◆ WRITTEN INSTRUCTION ◆
Print the complete set of entries exactly.

◆ GIVEN RECORDS ◆
>>>
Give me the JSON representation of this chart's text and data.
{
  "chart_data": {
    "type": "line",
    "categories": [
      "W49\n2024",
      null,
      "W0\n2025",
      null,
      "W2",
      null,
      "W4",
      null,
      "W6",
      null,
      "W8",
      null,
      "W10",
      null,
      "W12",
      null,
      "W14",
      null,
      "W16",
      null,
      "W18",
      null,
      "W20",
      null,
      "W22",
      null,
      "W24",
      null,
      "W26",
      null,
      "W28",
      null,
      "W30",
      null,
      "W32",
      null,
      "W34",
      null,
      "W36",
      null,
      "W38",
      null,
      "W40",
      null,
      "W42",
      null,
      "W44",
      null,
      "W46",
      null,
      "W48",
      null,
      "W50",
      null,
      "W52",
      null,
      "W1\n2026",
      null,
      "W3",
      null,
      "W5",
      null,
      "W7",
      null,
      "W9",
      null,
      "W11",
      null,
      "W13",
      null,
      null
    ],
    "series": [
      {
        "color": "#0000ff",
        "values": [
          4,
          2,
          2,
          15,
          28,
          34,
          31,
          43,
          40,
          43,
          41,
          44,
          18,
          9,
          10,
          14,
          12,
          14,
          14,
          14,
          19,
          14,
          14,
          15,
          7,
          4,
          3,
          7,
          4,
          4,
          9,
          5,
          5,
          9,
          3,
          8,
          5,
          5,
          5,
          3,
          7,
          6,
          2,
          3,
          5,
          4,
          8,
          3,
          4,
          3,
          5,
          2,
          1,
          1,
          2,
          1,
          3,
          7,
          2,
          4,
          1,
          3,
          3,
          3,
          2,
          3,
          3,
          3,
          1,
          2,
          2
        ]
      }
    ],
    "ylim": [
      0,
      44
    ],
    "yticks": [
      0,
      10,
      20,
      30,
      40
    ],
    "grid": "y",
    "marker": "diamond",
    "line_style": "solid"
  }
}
<<<
◆ SOLUTION TO THE EXERCISE ◆
Give me the JSON representation of this chart's text and data.
{
  "chart_data": {
    "type": "line",
    "categories": [
      "W49\n2024",
      null,
      "W0\n2025",
      null,
      "W2",
      null,
      "W4",
      null,
      "W6",
      null,
      "W8",
      null,
      "W10",
      null,
      "W12",
      null,
      "W14",
      null,
      "W16",
      null,
      "W18",
      null,
      "W20",
      null,
      "W22",
      null,
      "W24",
      null,
      "W26",
      null,
      "W28",
      null,
      "W30",
      null,
      "W32",
      null,
      "W34",
      null,
      "W36",
      null,
      "W38",
      null,
      "W40",
      null,
      "W42",
      null,
      "W44",
      null,
      "W46",
      null,
      "W48",
      null,
      "W50",
      null,
      "W52",
      null,
      "W1\n2026",
      null,
      "W3",
      null,
      "W5",
      null,
      "W7",
      null,
      "W9",
      null,
      "W11",
      null,
      "W13",
      null,
      null
    ],
    "series": [
      {
        "color": "#0000ff",
        "values": [
          4,
          2,
          2,
          15,
          28,
          34,
          31,
          43,
          40,
          43,
          41,
          44,
          18,
          9,
          10,
          14,
          12,
          14,
          14,
          14,
          19,
          14,
          14,
          15,
          7,
          4,
          3,
          7,
          4,
          4,
          9,
          5,
          5,
          9,
          3,
          8,
          5,
          5,
          5,
          3,
          7,
          6,
          2,
          3,
          5,
          4,
          8,
          3,
          4,
          3,
          5,
          2,
          1,
          1,
          2,
          1,
          3,
          7,
          2,
          4,
          1,
          3,
          3,
          3,
          2,
          3,
          3,
          3,
          1,
          2,
          2
        ]
      }
    ],
    "ylim": [
      0,
      44
    ],
    "yticks": [
      0,
      10,
      20,
      30,
      40
    ],
    "grid": "y",
    "marker": "diamond",
    "line_style": "solid"
  }
}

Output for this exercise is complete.